▶ _Work to do_: Set the data down again, exactly as it reads, but without the pictures.

Saved entries
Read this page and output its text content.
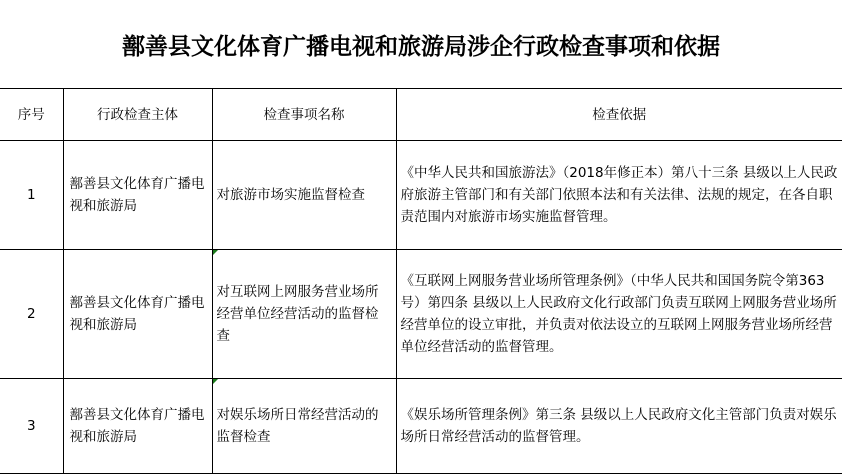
鄯善县文化体育广播电视和旅游局涉企行政检查事项和依据
序号	行政检查主体	检查事项名称	检查依据
1	鄯善县文化体育广播电视和旅游局	对旅游市场实施监督检查	《中华人民共和国旅游法》（2018年修正本）第八十三条 县级以上人民政府旅游主管部门和有关部门依照本法和有关法律、法规的规定，在各自职责范围内对旅游市场实施监督管理。
2	鄯善县文化体育广播电视和旅游局	对互联网上网服务营业场所经营单位经营活动的监督检查	《互联网上网服务营业场所管理条例》（中华人民共和国国务院令第363号）第四条 县级以上人民政府文化行政部门负责互联网上网服务营业场所经营单位的设立审批，并负责对依法设立的互联网上网服务营业场所经营单位经营活动的监督管理。
3	鄯善县文化体育广播电视和旅游局	对娱乐场所日常经营活动的监督检查	《娱乐场所管理条例》第三条 县级以上人民政府文化主管部门负责对娱乐场所日常经营活动的监督管理。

▶ _Answer in full_:
Read this page and output its text content.
鄯善县文化体育广播电视和旅游局涉企行政检查事项和依据
序号	行政检查主体	检查事项名称	检查依据
1	鄯善县文化体育广播电视和旅游局	对旅游市场实施监督检查	《中华人民共和国旅游法》（2018年修正本）第八十三条 县级以上人民政府旅游主管部门和有关部门依照本法和有关法律、法规的规定，在各自职责范围内对旅游市场实施监督管理。
2	鄯善县文化体育广播电视和旅游局	对互联网上网服务营业场所经营单位经营活动的监督检查	《互联网上网服务营业场所管理条例》（中华人民共和国国务院令第363号）第四条 县级以上人民政府文化行政部门负责互联网上网服务营业场所经营单位的设立审批，并负责对依法设立的互联网上网服务营业场所经营单位经营活动的监督管理。
3	鄯善县文化体育广播电视和旅游局	对娱乐场所日常经营活动的监督检查	《娱乐场所管理条例》第三条 县级以上人民政府文化主管部门负责对娱乐场所日常经营活动的监督管理。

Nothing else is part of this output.